## begin Recorded information

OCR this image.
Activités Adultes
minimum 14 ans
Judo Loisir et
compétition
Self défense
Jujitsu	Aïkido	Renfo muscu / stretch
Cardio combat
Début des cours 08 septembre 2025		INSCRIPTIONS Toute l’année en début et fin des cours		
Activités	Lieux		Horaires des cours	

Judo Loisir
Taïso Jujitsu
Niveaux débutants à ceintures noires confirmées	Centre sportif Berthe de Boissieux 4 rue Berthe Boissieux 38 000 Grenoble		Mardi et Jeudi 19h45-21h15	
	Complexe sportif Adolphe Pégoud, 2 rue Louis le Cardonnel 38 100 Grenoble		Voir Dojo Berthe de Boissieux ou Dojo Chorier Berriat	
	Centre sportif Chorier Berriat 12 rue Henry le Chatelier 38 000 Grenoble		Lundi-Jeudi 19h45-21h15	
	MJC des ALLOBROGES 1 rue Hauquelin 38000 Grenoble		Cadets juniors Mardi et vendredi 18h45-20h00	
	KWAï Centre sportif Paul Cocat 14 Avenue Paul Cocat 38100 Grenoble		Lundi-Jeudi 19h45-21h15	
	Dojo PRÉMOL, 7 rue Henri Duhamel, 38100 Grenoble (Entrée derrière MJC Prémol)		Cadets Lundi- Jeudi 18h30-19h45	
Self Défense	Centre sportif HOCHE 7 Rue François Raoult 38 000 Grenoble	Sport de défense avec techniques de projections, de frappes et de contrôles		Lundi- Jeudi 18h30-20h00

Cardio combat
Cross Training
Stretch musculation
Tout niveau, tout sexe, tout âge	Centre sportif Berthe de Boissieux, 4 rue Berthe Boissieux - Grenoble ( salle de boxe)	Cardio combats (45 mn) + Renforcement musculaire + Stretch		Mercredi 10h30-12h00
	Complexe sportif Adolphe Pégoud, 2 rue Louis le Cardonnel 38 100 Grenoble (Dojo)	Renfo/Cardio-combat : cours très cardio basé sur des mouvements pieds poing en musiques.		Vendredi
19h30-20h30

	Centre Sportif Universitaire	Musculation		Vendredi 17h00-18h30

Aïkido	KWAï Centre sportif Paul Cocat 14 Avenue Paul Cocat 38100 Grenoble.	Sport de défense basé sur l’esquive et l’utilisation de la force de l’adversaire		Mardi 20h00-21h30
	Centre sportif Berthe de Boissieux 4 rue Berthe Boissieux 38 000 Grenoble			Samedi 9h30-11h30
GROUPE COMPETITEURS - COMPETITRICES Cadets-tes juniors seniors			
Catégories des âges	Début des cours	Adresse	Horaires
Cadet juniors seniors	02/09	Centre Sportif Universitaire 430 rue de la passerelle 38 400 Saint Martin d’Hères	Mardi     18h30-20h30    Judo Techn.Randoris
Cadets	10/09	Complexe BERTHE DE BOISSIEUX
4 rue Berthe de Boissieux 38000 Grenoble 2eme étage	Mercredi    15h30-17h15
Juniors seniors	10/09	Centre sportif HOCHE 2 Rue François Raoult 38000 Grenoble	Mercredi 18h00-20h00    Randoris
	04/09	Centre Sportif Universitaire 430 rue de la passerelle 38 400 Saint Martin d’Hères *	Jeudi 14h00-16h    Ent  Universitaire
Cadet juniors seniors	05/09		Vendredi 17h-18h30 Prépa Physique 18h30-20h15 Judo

## end Recorded information

▶ What to work on: Identify and copy all lines with the word "Cardonnel".

▶ Task output:
	Complexe sportif Adolphe Pégoud, 2 rue Louis le Cardonnel 38 100 Grenoble		Voir Dojo Berthe de Boissieux ou Dojo Chorier Berriat	
	Complexe sportif Adolphe Pégoud, 2 rue Louis le Cardonnel 38 100 Grenoble (Dojo)	Renfo/Cardio-combat : cours très cardio basé sur des mouvements pieds poing en musiques.		Vendredi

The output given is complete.